> WHAT TO WORK ON: Pull out every line below that holds the word "extranjeras".

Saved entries
★ ★ ★

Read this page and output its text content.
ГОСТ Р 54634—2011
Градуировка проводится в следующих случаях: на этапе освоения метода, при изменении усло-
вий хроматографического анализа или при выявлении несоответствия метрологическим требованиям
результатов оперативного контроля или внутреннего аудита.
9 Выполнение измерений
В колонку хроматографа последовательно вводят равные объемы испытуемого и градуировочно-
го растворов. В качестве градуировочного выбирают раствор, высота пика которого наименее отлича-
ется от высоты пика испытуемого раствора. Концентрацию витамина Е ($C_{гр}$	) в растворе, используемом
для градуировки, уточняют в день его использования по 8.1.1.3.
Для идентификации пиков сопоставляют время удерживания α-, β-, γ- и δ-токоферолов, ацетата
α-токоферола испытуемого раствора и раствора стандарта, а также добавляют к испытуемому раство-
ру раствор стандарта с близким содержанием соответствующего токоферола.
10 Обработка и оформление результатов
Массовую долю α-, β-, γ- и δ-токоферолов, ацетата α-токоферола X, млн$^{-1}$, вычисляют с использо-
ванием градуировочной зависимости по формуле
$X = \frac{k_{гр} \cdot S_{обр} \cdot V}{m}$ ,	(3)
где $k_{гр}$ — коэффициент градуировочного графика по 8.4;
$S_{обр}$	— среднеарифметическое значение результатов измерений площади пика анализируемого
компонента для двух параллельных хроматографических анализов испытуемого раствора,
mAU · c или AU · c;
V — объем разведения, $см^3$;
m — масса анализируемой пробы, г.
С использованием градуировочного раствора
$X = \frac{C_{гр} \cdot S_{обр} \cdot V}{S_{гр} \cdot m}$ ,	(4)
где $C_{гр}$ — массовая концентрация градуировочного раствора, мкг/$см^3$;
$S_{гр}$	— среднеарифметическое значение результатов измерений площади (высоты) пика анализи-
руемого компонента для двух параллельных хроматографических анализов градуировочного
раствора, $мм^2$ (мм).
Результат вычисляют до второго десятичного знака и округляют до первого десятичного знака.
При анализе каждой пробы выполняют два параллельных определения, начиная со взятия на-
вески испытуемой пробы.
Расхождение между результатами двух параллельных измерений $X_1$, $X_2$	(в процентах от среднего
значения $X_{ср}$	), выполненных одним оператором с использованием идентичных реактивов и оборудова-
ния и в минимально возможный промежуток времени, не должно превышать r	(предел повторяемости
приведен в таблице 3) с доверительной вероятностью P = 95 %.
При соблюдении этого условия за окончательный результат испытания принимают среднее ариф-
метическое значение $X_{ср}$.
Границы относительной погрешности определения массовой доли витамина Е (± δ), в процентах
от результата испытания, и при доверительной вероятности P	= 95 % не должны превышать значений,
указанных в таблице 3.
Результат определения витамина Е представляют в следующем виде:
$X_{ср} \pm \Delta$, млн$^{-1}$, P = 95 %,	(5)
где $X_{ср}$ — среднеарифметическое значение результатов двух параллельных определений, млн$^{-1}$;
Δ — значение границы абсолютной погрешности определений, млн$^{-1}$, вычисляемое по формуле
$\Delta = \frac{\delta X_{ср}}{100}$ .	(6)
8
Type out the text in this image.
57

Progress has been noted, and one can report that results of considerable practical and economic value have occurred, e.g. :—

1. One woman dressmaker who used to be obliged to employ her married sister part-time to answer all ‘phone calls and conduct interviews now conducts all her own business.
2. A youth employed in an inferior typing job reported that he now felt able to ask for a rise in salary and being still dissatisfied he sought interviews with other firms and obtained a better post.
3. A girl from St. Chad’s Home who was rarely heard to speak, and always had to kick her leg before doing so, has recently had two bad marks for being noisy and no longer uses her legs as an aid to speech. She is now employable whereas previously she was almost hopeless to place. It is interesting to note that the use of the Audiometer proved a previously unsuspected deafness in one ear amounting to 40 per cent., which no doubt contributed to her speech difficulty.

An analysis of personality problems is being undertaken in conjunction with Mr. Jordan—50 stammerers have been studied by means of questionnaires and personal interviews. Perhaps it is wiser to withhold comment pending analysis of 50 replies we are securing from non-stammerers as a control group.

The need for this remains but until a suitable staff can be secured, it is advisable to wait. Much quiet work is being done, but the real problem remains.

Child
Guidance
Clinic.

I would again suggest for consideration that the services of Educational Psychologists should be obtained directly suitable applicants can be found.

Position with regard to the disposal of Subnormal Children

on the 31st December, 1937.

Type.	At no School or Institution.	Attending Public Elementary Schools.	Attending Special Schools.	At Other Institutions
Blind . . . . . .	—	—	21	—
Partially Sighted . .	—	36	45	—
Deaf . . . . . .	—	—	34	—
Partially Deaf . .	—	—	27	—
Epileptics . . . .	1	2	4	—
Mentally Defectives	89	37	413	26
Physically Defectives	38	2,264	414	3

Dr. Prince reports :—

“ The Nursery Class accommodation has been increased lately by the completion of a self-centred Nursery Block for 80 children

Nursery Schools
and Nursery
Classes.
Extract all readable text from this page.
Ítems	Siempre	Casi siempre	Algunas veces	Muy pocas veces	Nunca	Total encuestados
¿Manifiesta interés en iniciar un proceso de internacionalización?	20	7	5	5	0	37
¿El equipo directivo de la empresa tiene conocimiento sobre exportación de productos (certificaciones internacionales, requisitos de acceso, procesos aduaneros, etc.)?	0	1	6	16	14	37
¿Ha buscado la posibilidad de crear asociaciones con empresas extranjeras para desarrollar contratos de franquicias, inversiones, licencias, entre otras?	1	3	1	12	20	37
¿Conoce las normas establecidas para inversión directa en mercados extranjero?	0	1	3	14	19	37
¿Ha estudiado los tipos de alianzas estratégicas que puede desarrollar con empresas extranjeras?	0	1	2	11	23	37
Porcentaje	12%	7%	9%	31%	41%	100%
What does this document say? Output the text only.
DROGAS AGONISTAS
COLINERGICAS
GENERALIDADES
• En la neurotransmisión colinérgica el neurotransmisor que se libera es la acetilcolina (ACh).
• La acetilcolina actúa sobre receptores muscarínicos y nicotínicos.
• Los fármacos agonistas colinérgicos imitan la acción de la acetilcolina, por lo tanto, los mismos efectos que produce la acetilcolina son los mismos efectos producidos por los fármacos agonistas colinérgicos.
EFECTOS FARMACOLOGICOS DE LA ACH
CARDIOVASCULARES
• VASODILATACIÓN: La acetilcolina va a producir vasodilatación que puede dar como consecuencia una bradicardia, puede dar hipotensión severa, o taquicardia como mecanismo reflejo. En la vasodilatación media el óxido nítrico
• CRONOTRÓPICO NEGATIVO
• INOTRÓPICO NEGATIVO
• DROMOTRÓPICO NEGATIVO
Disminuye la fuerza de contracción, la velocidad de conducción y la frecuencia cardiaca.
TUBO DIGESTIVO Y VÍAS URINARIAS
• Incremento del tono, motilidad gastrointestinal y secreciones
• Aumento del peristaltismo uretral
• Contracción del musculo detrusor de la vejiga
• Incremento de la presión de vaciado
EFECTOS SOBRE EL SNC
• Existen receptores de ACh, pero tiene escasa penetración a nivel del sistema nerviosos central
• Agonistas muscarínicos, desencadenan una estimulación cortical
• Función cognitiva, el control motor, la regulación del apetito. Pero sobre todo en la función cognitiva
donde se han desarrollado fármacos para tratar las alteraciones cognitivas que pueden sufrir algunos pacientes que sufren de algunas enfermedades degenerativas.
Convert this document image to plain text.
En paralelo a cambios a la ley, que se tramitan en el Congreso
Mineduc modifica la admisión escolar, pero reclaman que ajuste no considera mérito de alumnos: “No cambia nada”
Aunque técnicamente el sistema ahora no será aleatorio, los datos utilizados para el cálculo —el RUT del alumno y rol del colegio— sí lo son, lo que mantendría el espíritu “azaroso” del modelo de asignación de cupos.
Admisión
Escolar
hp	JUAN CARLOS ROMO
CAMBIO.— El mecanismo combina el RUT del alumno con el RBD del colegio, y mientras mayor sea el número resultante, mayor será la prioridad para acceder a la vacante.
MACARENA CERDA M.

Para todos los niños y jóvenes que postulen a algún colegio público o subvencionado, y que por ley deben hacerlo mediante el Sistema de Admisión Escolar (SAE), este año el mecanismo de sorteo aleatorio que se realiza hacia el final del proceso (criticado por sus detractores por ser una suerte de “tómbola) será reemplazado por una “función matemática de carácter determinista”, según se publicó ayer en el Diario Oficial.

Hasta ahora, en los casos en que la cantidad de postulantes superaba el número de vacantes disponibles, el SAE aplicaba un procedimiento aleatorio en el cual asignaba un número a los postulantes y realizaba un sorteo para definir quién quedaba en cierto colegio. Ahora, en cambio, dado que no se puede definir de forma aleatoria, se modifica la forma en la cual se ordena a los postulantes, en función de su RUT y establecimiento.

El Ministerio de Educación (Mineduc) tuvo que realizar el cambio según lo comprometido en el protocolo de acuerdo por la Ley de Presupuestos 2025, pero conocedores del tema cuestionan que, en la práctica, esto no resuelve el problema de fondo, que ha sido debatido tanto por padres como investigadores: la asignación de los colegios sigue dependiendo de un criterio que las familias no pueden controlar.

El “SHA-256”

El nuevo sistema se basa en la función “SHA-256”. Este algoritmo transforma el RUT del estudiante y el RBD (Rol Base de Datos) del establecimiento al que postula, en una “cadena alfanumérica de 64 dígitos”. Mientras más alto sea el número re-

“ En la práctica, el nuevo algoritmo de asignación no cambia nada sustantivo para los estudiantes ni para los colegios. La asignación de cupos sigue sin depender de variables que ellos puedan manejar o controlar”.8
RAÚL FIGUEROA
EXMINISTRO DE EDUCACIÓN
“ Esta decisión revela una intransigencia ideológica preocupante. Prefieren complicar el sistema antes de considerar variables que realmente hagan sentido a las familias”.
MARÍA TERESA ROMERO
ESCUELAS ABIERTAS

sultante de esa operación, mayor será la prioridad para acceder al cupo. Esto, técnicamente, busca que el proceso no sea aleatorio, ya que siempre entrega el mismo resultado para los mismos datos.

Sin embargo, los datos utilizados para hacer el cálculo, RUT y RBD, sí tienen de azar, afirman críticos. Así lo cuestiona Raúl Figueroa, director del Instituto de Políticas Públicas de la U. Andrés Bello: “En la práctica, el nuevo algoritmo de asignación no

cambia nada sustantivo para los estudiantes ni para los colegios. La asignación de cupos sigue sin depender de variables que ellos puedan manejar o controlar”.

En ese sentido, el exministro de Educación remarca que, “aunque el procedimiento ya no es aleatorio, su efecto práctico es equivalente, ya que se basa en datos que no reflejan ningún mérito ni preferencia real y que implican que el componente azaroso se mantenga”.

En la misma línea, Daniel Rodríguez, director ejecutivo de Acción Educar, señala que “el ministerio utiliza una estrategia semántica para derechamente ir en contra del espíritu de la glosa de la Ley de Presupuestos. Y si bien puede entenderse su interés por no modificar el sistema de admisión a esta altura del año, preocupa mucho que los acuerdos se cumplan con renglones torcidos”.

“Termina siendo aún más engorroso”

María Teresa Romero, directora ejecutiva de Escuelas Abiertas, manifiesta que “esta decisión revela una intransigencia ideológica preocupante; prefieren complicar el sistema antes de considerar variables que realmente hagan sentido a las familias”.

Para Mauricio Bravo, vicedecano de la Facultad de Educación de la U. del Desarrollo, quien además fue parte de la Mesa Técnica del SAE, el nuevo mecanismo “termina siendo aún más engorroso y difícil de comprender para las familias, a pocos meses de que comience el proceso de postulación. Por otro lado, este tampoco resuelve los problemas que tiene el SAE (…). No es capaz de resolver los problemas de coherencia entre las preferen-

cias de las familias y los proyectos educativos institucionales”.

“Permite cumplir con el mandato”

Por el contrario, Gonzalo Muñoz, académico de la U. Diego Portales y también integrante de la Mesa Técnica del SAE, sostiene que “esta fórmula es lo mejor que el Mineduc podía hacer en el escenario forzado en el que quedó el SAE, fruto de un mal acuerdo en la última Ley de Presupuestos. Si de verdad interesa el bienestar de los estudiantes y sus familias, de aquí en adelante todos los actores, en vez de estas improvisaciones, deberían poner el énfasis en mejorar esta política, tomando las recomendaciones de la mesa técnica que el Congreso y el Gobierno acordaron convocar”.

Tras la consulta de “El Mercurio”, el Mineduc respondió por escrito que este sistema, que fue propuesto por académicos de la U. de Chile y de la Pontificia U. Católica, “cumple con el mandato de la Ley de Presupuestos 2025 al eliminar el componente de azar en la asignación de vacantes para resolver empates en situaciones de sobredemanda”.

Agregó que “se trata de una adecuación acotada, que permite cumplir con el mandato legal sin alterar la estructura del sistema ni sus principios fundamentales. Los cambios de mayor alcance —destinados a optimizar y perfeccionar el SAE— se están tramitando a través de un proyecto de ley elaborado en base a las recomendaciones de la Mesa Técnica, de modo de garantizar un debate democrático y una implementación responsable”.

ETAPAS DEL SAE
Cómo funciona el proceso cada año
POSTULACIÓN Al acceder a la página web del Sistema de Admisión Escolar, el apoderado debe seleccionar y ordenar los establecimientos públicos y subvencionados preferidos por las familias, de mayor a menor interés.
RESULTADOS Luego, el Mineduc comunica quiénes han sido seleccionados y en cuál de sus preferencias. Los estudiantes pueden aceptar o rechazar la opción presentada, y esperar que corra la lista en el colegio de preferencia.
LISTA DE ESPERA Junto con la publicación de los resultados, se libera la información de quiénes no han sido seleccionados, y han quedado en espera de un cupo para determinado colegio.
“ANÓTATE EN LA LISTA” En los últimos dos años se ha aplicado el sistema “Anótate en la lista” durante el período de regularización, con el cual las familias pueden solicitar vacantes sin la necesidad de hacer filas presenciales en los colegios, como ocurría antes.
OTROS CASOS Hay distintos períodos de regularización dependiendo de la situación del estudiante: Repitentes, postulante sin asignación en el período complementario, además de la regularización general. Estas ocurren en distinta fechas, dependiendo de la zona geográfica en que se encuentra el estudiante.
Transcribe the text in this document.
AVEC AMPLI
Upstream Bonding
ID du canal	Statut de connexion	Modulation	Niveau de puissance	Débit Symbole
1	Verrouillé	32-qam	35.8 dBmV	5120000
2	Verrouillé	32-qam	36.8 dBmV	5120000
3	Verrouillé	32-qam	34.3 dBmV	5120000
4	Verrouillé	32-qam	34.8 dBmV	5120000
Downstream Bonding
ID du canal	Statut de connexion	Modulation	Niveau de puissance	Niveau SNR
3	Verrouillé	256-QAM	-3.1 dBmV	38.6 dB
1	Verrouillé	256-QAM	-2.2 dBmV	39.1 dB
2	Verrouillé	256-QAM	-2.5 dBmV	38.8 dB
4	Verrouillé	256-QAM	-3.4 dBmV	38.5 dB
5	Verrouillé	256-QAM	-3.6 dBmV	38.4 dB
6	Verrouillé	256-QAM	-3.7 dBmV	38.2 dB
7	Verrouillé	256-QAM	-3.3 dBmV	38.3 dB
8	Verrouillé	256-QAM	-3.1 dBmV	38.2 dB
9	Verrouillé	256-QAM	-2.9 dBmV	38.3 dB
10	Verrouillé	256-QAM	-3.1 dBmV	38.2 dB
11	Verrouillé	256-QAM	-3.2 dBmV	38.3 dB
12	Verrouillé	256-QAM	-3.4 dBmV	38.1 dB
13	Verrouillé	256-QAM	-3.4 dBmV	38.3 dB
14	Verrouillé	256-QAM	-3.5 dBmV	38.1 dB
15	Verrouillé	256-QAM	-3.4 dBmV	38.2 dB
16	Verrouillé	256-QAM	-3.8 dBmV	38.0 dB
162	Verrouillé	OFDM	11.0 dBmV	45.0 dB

★ ★ ★

> RESPONSE TO THE TASK:
¿Ha buscado la posibilidad de crear asociaciones con empresas extranjeras para desarrollar contratos de franquicias, inversiones, licencias, entre otras?	1	3	1	12	20	37
¿Ha estudiado los tipos de alianzas estratégicas que puede desarrollar con empresas extranjeras?	0	1	2	11	23	37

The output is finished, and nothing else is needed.